┌────────

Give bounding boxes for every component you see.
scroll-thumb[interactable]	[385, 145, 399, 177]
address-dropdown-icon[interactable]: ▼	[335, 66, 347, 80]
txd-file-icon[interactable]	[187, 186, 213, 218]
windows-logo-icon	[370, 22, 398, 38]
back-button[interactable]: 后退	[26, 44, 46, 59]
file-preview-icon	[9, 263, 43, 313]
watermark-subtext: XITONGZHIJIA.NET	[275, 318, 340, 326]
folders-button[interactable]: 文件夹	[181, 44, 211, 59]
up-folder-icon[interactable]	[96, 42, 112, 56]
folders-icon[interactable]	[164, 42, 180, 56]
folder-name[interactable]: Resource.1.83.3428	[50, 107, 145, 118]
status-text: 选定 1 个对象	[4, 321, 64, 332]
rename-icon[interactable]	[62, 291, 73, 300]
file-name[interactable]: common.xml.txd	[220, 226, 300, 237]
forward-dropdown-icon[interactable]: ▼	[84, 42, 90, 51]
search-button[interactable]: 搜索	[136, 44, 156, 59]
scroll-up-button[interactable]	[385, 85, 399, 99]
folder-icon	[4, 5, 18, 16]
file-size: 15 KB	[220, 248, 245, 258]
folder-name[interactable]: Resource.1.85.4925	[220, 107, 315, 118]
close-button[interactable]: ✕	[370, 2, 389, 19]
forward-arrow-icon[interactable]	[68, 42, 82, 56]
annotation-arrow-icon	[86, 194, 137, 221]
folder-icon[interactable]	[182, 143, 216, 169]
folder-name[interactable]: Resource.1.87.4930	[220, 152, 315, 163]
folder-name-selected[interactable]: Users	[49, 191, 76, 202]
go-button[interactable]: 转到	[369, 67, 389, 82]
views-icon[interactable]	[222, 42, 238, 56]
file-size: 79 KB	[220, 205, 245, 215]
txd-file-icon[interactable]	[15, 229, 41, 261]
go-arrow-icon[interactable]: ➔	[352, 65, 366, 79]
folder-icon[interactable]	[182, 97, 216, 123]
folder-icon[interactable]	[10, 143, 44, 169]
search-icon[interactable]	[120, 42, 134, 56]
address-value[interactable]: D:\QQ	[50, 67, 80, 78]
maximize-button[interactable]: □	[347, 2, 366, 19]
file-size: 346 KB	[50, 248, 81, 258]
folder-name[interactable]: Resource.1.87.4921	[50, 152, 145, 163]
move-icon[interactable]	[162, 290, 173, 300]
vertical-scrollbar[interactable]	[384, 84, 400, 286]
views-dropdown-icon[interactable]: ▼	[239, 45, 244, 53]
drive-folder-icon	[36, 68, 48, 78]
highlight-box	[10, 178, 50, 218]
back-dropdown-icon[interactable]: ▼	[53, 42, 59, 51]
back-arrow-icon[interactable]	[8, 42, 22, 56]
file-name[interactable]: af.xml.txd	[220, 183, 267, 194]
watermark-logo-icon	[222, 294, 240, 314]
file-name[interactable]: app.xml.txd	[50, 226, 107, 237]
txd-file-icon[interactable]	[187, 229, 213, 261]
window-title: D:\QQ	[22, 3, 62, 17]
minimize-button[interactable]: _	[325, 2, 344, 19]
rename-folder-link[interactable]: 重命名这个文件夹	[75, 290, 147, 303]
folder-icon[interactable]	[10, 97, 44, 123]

└────────
┌────────

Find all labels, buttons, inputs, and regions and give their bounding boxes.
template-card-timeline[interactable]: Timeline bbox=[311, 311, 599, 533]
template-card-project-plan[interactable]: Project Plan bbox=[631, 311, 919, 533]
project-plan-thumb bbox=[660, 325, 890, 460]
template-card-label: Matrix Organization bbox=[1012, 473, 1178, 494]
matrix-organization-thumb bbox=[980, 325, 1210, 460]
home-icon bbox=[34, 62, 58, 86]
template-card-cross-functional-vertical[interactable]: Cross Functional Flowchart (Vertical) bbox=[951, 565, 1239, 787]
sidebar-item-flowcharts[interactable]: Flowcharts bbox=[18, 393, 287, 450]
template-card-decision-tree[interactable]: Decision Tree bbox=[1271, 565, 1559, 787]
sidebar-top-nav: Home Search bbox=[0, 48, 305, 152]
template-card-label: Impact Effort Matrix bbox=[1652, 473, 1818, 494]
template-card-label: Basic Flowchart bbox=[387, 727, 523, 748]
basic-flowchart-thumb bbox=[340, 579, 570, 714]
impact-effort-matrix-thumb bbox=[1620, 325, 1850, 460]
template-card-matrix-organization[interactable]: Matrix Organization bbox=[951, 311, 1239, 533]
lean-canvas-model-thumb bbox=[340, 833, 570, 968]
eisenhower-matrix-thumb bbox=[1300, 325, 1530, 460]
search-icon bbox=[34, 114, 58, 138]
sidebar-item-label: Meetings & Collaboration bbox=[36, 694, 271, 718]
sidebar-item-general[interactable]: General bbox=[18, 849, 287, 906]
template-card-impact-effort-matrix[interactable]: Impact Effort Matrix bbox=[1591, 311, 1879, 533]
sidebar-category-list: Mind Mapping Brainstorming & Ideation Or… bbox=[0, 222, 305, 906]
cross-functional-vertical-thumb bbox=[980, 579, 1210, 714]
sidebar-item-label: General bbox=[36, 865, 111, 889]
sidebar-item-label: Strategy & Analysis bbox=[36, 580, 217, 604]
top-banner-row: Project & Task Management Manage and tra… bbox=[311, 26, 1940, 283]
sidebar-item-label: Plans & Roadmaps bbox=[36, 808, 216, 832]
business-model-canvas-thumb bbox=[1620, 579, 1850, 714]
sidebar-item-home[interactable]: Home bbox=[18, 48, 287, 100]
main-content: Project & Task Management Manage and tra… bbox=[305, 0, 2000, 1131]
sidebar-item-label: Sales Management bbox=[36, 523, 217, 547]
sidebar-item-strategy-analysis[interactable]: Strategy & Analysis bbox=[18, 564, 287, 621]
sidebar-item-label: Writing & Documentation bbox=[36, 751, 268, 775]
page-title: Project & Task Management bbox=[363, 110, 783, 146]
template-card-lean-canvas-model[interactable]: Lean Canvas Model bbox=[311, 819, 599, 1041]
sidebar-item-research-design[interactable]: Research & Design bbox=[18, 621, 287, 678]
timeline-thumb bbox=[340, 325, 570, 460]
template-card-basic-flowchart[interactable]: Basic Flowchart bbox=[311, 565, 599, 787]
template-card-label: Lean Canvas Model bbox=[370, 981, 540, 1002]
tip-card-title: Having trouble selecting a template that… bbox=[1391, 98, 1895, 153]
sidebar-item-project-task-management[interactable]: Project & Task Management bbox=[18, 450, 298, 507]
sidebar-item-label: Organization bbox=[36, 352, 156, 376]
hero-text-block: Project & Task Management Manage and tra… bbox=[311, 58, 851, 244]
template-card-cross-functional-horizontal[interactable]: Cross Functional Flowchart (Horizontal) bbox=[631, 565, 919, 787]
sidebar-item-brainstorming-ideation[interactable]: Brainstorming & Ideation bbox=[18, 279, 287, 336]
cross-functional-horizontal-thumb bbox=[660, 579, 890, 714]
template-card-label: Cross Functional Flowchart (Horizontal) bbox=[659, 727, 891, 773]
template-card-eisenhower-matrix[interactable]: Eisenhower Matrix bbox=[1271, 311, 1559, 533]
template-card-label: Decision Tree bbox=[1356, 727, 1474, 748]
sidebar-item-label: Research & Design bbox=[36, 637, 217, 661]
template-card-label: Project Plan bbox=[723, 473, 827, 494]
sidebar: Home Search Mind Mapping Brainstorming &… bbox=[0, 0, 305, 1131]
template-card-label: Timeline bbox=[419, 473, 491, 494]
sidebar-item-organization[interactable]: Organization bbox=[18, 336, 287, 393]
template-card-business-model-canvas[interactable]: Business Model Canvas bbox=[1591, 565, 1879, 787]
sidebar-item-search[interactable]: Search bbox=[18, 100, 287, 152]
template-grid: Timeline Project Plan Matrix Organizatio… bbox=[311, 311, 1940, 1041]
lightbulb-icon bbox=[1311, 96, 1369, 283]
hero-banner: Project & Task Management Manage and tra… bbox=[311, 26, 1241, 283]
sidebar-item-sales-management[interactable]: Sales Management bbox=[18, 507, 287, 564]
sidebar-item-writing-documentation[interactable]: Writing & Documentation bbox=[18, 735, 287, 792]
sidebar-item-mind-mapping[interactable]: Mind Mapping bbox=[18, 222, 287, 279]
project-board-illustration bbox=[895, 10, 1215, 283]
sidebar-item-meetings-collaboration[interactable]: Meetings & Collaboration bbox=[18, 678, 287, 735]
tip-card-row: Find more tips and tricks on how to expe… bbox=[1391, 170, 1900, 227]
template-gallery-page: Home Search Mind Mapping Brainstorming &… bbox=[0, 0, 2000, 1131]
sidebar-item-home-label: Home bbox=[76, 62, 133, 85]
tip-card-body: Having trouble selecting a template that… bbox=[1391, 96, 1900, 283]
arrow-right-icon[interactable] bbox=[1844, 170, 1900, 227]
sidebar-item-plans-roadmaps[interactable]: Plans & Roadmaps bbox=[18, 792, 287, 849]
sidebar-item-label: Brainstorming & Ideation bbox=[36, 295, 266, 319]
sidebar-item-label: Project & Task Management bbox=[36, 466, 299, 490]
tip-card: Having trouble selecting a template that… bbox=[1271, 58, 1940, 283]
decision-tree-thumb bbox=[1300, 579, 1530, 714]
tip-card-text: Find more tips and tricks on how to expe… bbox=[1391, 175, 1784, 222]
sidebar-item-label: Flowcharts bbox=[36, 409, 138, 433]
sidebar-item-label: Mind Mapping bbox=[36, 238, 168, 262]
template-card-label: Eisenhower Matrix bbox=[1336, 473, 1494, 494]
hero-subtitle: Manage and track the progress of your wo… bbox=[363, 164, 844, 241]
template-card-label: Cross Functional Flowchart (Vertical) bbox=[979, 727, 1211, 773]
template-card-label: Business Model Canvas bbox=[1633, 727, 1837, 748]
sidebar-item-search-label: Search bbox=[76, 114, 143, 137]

└────────

## Your goal:
Which lines above contain the word "General", with case counting? Locate each of them and copy it in full.

## Final result:
sidebar-item-general[interactable]: General bbox=[18, 849, 287, 906]
sidebar-item-label: General bbox=[36, 865, 111, 889]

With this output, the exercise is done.